# START OF Source data

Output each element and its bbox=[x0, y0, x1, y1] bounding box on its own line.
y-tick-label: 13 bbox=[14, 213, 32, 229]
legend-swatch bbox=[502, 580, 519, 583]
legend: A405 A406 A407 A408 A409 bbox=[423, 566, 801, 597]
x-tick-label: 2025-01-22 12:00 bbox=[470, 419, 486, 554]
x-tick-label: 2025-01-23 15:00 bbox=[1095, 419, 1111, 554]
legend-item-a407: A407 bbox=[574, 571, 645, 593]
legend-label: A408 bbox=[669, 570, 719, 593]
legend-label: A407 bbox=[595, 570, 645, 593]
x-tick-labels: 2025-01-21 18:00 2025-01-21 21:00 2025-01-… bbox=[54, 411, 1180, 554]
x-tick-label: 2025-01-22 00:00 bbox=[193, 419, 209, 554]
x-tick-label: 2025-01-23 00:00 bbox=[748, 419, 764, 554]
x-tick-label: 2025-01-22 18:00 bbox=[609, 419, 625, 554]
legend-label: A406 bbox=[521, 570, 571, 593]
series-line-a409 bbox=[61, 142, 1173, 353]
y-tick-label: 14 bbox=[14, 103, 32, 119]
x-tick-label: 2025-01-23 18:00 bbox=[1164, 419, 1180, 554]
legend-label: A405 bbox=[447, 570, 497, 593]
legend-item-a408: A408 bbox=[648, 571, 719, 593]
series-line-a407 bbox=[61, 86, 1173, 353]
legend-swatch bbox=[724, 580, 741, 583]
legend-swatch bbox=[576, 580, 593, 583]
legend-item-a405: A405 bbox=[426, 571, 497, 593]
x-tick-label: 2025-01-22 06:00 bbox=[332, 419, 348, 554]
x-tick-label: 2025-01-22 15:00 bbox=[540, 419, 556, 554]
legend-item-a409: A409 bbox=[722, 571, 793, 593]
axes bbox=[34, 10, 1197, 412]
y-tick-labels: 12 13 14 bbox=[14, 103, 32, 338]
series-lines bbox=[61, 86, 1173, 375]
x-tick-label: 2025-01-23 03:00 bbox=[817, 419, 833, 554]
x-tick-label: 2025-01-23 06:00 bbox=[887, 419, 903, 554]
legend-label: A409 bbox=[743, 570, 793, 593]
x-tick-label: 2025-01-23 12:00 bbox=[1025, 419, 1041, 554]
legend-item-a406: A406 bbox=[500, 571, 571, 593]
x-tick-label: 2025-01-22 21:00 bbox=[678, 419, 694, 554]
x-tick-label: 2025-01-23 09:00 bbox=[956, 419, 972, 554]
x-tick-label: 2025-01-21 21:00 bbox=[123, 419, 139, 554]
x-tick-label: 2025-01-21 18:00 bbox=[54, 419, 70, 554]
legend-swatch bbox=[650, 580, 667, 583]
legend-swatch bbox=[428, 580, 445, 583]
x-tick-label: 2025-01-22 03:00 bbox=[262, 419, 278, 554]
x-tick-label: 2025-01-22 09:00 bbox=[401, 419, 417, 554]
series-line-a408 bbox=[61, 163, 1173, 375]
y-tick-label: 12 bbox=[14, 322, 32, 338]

# END OF Source data

### Task statement
Locate every line in the entries that contains the string "item", and copy each of those lines. Case counts.

### Result of the exercise
legend-item-a407: A407 bbox=[574, 571, 645, 593]
legend-item-a408: A408 bbox=[648, 571, 719, 593]
legend-item-a405: A405 bbox=[426, 571, 497, 593]
legend-item-a409: A409 bbox=[722, 571, 793, 593]
legend-item-a406: A406 bbox=[500, 571, 571, 593]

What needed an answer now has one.